■ WRITTEN REQUEST
In the records below, tally every line containing "ffffff". Report only the total.

--- start of DATA SUPPLIED ---

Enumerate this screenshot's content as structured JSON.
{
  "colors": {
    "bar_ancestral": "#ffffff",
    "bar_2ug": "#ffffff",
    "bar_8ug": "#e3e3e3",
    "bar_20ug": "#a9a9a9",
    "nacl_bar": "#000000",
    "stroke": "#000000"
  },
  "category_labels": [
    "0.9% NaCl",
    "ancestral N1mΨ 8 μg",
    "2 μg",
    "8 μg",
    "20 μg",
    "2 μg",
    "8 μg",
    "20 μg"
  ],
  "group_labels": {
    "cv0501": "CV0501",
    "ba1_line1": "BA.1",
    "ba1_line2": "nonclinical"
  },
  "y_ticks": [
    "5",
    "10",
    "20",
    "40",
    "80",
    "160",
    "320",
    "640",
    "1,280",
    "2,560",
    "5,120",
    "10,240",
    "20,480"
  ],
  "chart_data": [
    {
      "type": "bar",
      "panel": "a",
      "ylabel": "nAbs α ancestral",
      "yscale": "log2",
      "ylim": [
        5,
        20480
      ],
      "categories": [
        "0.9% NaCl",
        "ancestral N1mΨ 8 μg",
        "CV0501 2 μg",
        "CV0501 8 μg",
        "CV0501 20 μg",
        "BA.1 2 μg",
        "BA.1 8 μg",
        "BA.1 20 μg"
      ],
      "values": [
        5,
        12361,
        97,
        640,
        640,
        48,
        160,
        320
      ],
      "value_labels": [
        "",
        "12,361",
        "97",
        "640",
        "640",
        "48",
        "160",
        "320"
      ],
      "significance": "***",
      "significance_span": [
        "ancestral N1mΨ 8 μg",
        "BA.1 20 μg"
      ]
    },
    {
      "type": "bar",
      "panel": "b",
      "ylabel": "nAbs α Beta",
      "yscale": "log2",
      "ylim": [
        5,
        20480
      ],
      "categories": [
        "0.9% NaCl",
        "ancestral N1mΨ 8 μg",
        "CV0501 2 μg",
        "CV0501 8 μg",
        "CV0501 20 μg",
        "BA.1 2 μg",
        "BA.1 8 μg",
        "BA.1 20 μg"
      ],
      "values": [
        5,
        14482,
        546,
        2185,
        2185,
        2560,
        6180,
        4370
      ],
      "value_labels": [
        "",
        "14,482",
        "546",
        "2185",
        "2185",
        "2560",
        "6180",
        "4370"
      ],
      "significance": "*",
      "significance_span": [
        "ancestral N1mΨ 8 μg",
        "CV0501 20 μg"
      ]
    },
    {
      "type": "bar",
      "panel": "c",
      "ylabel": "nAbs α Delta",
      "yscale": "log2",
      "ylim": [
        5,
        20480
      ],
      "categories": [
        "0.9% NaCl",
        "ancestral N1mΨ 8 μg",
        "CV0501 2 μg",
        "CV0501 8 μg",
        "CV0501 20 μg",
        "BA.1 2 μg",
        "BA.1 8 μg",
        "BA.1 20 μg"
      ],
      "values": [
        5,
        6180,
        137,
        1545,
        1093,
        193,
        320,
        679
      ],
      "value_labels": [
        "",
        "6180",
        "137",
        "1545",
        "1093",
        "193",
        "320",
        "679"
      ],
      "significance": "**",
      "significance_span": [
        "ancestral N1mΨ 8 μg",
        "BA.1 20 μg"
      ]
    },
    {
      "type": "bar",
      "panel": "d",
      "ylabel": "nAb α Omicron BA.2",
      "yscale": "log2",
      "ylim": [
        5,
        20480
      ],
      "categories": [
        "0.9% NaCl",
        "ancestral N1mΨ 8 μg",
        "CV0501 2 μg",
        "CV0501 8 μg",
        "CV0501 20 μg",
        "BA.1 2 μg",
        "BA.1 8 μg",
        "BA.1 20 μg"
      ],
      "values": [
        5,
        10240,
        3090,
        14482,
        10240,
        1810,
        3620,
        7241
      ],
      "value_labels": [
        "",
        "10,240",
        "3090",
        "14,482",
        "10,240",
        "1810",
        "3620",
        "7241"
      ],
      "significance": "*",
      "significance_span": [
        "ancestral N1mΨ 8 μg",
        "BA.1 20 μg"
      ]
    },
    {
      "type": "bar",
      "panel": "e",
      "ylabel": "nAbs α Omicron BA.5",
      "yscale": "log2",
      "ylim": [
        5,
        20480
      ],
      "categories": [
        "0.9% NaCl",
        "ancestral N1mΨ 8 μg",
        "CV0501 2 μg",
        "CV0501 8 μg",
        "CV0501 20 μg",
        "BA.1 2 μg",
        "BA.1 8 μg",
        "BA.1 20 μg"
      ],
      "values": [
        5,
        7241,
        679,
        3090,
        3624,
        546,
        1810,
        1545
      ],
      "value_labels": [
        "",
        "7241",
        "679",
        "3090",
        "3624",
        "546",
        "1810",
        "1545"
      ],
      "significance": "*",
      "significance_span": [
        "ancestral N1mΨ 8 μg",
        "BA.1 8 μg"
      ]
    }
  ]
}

--- end of DATA SUPPLIED ---

■ WRITTEN SOLUTION
2